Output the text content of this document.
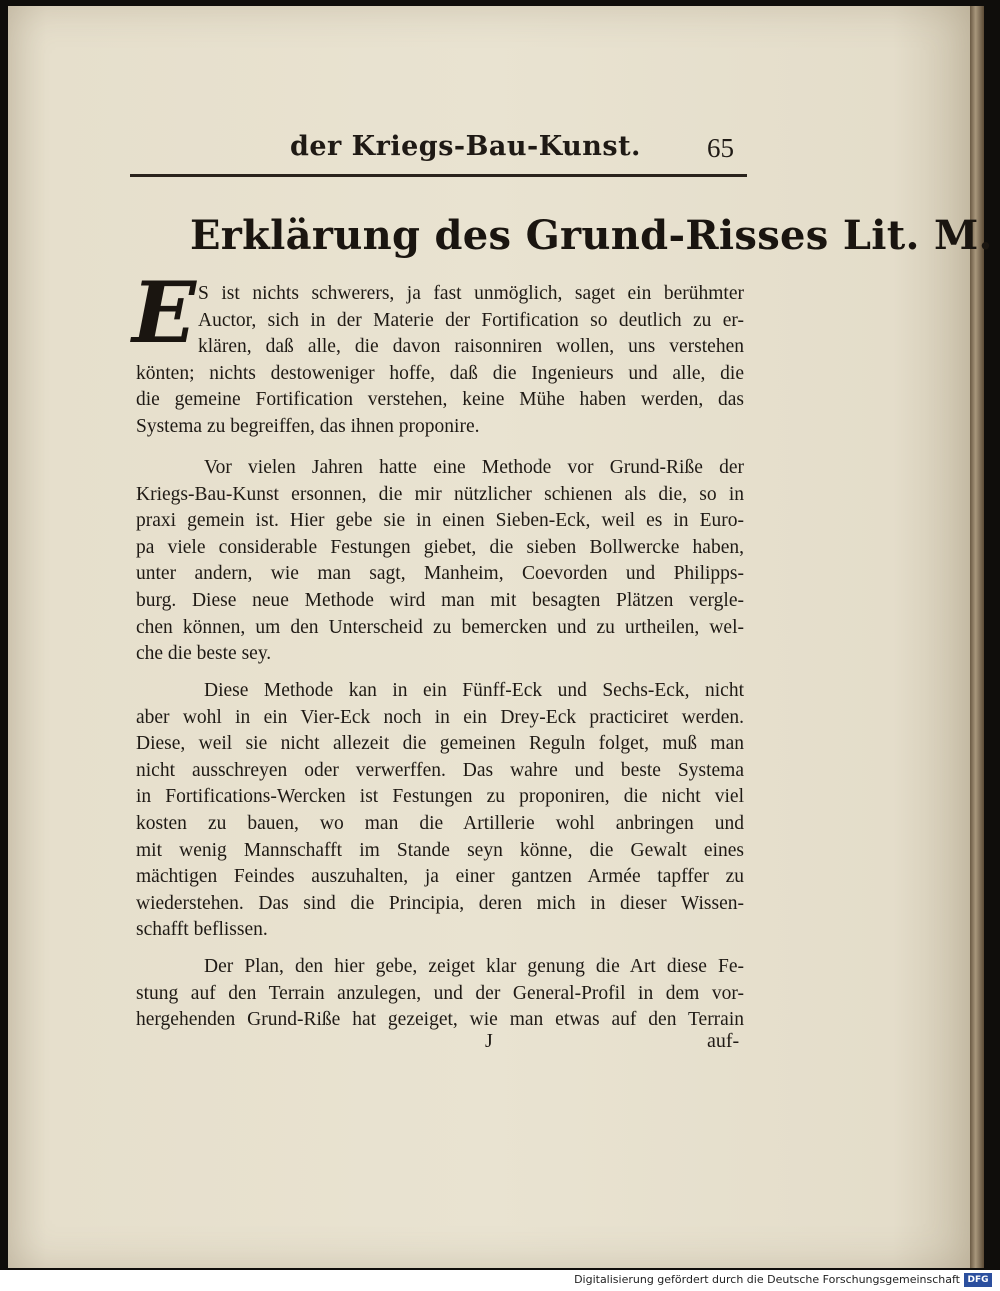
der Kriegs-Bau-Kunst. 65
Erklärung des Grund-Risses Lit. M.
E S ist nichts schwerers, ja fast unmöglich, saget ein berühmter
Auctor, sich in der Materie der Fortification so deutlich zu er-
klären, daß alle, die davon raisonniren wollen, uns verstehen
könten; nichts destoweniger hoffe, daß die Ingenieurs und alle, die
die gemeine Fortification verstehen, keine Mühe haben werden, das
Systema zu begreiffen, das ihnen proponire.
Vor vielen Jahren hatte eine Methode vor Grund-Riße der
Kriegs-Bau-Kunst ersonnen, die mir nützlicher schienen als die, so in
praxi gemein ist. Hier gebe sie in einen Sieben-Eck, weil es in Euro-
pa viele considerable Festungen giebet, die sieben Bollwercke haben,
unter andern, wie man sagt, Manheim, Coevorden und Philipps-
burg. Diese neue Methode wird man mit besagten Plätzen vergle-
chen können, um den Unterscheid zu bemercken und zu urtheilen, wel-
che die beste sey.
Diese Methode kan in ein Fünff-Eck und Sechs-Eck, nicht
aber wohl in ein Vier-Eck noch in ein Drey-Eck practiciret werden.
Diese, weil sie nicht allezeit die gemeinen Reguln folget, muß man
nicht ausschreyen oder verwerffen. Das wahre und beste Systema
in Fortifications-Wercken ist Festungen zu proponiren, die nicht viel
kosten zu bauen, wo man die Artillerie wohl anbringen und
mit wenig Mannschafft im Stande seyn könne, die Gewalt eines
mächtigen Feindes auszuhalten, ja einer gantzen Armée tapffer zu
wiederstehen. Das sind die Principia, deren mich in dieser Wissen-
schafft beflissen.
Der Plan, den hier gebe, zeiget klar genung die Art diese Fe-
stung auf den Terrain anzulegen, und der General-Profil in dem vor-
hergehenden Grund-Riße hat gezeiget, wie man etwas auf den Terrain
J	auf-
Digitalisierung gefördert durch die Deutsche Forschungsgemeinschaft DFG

_GIVEN INSTRUCTION_. Copy each line above where the string "Kunst" occurs.

_EXERCISE RESULT_.
der Kriegs-Bau-Kunst. 65
Kriegs-Bau-Kunst ersonnen, die mir nützlicher schienen als die, so in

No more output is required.